WHAT IS EXPECTED: Return the listing below unchanged, minus its pictures.

(Entries with figure data)
■ ■ ■

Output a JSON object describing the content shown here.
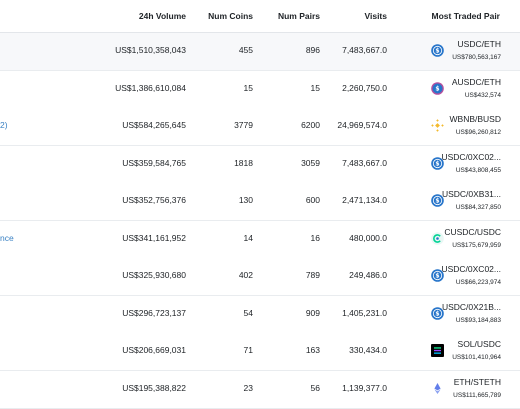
{
  "columns": {
    "volume": "24h Volume",
    "coins": "Num Coins",
    "pairs": "Num Pairs",
    "visits": "Visits",
    "most_traded": "Most Traded Pair"
  },
  "rows": [
    {
      "name_fragment": "",
      "volume": "US$1,510,358,043",
      "coins": "455",
      "pairs": "896",
      "visits": "7,483,667.0",
      "pair": "USDC/ETH",
      "pair_volume": "US$780,563,167",
      "icon": "usdc-icon",
      "highlight": true
    },
    {
      "name_fragment": "",
      "volume": "US$1,386,610,084",
      "coins": "15",
      "pairs": "15",
      "visits": "2,260,750.0",
      "pair": "AUSDC/ETH",
      "pair_volume": "US$432,574",
      "icon": "ausdc-icon",
      "highlight": false
    },
    {
      "name_fragment": "2)",
      "volume": "US$584,265,645",
      "coins": "3779",
      "pairs": "6200",
      "visits": "24,969,574.0",
      "pair": "WBNB/BUSD",
      "pair_volume": "US$96,260,812",
      "icon": "bnb-icon",
      "highlight": false
    },
    {
      "name_fragment": "",
      "volume": "US$359,584,765",
      "coins": "1818",
      "pairs": "3059",
      "visits": "7,483,667.0",
      "pair": "USDC/0XC02...",
      "pair_volume": "US$43,808,455",
      "icon": "usdc-icon",
      "highlight": false
    },
    {
      "name_fragment": "",
      "volume": "US$352,756,376",
      "coins": "130",
      "pairs": "600",
      "visits": "2,471,134.0",
      "pair": "USDC/0XB31...",
      "pair_volume": "US$84,327,850",
      "icon": "usdc-icon",
      "highlight": false
    },
    {
      "name_fragment": "nce",
      "volume": "US$341,161,952",
      "coins": "14",
      "pairs": "16",
      "visits": "480,000.0",
      "pair": "CUSDC/USDC",
      "pair_volume": "US$175,679,959",
      "icon": "cusdc-icon",
      "highlight": false
    },
    {
      "name_fragment": "",
      "volume": "US$325,930,680",
      "coins": "402",
      "pairs": "789",
      "visits": "249,486.0",
      "pair": "USDC/0XC02...",
      "pair_volume": "US$66,223,974",
      "icon": "usdc-icon",
      "highlight": false
    },
    {
      "name_fragment": "",
      "volume": "US$296,723,137",
      "coins": "54",
      "pairs": "909",
      "visits": "1,405,231.0",
      "pair": "USDC/0X21B...",
      "pair_volume": "US$93,184,883",
      "icon": "usdc-icon",
      "highlight": false
    },
    {
      "name_fragment": "",
      "volume": "US$206,669,031",
      "coins": "71",
      "pairs": "163",
      "visits": "330,434.0",
      "pair": "SOL/USDC",
      "pair_volume": "US$101,410,964",
      "icon": "sol-icon",
      "highlight": false
    },
    {
      "name_fragment": "",
      "volume": "US$195,388,822",
      "coins": "23",
      "pairs": "56",
      "visits": "1,139,377.0",
      "pair": "ETH/STETH",
      "pair_volume": "US$111,665,789",
      "icon": "eth-icon",
      "highlight": false
    }
  ],
  "colors": {
    "usdc": "#2775ca",
    "bnb": "#f3ba2f",
    "cusdc_teal": "#00d395",
    "eth": "#627eea",
    "link": "#3b82c4"
  }
}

■ ■ ■

COMPLETED EXERCISE:
Output a JSON object describing the content shown here.
{
  "columns": {
    "volume": "24h Volume",
    "coins": "Num Coins",
    "pairs": "Num Pairs",
    "visits": "Visits",
    "most_traded": "Most Traded Pair"
  },
  "rows": [
    {
      "name_fragment": "",
      "volume": "US$1,510,358,043",
      "coins": "455",
      "pairs": "896",
      "visits": "7,483,667.0",
      "pair": "USDC/ETH",
      "pair_volume": "US$780,563,167",
      "icon": "usdc-icon",
      "highlight": true
    },
    {
      "name_fragment": "",
      "volume": "US$1,386,610,084",
      "coins": "15",
      "pairs": "15",
      "visits": "2,260,750.0",
      "pair": "AUSDC/ETH",
      "pair_volume": "US$432,574",
      "icon": "ausdc-icon",
      "highlight": false
    },
    {
      "name_fragment": "2)",
      "volume": "US$584,265,645",
      "coins": "3779",
      "pairs": "6200",
      "visits": "24,969,574.0",
      "pair": "WBNB/BUSD",
      "pair_volume": "US$96,260,812",
      "icon": "bnb-icon",
      "highlight": false
    },
    {
      "name_fragment": "",
      "volume": "US$359,584,765",
      "coins": "1818",
      "pairs": "3059",
      "visits": "7,483,667.0",
      "pair": "USDC/0XC02...",
      "pair_volume": "US$43,808,455",
      "icon": "usdc-icon",
      "highlight": false
    },
    {
      "name_fragment": "",
      "volume": "US$352,756,376",
      "coins": "130",
      "pairs": "600",
      "visits": "2,471,134.0",
      "pair": "USDC/0XB31...",
      "pair_volume": "US$84,327,850",
      "icon": "usdc-icon",
      "highlight": false
    },
    {
      "name_fragment": "nce",
      "volume": "US$341,161,952",
      "coins": "14",
      "pairs": "16",
      "visits": "480,000.0",
      "pair": "CUSDC/USDC",
      "pair_volume": "US$175,679,959",
      "icon": "cusdc-icon",
      "highlight": false
    },
    {
      "name_fragment": "",
      "volume": "US$325,930,680",
      "coins": "402",
      "pairs": "789",
      "visits": "249,486.0",
      "pair": "USDC/0XC02...",
      "pair_volume": "US$66,223,974",
      "icon": "usdc-icon",
      "highlight": false
    },
    {
      "name_fragment": "",
      "volume": "US$296,723,137",
      "coins": "54",
      "pairs": "909",
      "visits": "1,405,231.0",
      "pair": "USDC/0X21B...",
      "pair_volume": "US$93,184,883",
      "icon": "usdc-icon",
      "highlight": false
    },
    {
      "name_fragment": "",
      "volume": "US$206,669,031",
      "coins": "71",
      "pairs": "163",
      "visits": "330,434.0",
      "pair": "SOL/USDC",
      "pair_volume": "US$101,410,964",
      "icon": "sol-icon",
      "highlight": false
    },
    {
      "name_fragment": "",
      "volume": "US$195,388,822",
      "coins": "23",
      "pairs": "56",
      "visits": "1,139,377.0",
      "pair": "ETH/STETH",
      "pair_volume": "US$111,665,789",
      "icon": "eth-icon",
      "highlight": false
    }
  ],
  "colors": {
    "usdc": "#2775ca",
    "bnb": "#f3ba2f",
    "cusdc_teal": "#00d395",
    "eth": "#627eea",
    "link": "#3b82c4"
  }
}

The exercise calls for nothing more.